──────── Quoted text ────────
Flying home to minestrone

Eastside Road, June 23, 2011—
HOME AGAIN, AFTER a month away, a month and then some. Flying Virgin Atlantic you are constantly being offered food, even in economy class; and the beer and wine are on the house. As airplane food goes, it isn't bad: but my beef stew with rice wasn't a patch on the provender of the previous two days. Oh well: you don't get in an airplane for the delights of the table.

ONCE HOME, THOUGH,dinner was waiting for us at the neighbor's — it doesn't hurt that the neighbor is our daughter — in the form of a minestrone soup, garlic-rubbed toast nicely damped with good olive oil, and a bottle of red wine. Soup: just what one craves most at the end of an unsettling day. Thanks, T.!

Sally Clarke's, yes yes yes

Hutchings Walk, London, June 22, 2011—
IT'S ONLY THE THIRD time I've been to this restaurant, so I don't really know it well enough to promote it to my list of Five Restaurants. But herewith I do, for this was a spectacularly successful evening out at table. Sally Clarke opened her restaurant in 1984. She'd returned to London the previous year following four years in California, where she met Alice Waters, whose Chez Panisse was both inspiration and model for Clarke's.
────────
According to the food journal text, in what year did Sally Clarke open her restaurant?
──────── Listing ────────
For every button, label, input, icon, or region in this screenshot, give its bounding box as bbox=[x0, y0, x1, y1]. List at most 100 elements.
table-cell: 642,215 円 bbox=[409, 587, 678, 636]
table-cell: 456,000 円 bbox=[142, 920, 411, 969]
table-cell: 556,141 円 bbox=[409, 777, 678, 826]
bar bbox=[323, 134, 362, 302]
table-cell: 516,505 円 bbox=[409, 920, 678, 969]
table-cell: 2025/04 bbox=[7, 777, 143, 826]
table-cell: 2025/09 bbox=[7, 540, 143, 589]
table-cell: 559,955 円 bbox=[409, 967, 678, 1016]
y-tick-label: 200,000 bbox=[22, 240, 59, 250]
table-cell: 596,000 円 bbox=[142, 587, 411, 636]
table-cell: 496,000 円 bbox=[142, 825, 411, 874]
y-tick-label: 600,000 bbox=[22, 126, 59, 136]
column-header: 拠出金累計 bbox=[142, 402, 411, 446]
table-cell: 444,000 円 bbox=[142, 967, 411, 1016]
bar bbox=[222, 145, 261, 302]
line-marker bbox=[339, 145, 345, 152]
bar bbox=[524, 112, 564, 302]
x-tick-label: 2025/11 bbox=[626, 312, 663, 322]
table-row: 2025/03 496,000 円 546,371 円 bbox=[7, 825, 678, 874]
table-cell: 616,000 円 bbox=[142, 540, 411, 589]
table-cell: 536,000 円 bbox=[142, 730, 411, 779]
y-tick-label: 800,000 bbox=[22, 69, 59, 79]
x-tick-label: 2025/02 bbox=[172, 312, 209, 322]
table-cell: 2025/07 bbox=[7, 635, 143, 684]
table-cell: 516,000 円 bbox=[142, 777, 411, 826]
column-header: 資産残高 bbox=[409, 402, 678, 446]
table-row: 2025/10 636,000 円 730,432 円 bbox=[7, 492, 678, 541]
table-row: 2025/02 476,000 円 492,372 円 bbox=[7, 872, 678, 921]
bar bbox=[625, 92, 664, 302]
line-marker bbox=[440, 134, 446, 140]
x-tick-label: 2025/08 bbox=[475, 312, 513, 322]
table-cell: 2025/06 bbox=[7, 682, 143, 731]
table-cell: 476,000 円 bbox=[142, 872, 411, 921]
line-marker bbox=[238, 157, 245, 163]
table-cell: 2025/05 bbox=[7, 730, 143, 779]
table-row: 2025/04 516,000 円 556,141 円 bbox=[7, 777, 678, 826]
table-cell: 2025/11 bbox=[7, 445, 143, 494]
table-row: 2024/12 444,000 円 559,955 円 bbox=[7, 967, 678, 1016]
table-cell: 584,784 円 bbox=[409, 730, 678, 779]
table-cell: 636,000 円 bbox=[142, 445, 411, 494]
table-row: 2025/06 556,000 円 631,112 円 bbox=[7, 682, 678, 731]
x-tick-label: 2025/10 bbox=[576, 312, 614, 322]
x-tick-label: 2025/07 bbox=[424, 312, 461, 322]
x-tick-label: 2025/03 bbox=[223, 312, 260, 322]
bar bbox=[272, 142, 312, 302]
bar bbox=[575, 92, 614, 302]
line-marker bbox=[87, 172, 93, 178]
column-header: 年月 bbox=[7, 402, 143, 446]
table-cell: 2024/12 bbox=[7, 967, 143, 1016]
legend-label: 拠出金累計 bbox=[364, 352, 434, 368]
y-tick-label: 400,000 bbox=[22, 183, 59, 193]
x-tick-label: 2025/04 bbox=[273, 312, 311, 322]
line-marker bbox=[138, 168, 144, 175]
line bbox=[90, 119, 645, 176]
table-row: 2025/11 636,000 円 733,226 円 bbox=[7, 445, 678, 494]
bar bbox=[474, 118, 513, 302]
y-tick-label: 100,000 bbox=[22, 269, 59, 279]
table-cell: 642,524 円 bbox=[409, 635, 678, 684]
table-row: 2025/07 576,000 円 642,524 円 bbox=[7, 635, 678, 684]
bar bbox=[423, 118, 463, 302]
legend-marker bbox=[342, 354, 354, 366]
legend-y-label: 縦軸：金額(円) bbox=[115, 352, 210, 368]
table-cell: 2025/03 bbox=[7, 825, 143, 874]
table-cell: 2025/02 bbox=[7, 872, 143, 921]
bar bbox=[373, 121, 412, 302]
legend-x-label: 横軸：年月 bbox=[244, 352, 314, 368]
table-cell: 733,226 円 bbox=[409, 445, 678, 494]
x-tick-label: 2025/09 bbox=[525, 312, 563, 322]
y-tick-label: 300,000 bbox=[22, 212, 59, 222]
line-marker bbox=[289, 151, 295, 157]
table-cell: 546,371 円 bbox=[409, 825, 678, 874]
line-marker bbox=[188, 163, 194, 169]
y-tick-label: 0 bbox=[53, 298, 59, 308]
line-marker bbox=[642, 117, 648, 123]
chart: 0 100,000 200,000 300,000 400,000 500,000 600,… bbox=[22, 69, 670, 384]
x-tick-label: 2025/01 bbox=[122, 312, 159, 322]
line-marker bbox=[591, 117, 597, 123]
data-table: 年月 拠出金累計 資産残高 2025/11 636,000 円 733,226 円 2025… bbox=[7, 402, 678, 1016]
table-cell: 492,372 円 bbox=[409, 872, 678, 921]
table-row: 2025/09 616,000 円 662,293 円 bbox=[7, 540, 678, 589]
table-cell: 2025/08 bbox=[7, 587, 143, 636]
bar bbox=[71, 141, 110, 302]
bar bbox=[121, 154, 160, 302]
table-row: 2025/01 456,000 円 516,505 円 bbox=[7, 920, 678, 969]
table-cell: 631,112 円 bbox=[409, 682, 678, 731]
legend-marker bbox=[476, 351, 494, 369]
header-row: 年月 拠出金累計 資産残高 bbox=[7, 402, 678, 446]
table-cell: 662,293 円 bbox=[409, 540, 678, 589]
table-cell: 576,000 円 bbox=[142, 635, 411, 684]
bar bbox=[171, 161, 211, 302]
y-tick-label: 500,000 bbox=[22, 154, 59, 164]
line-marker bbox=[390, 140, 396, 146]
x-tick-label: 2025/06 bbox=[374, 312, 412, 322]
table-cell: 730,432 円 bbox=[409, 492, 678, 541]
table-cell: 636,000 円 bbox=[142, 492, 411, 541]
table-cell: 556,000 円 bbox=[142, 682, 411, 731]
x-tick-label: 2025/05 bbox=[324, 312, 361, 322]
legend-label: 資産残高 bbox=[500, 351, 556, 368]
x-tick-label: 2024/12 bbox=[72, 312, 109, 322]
────────
▶ **In response**:
1984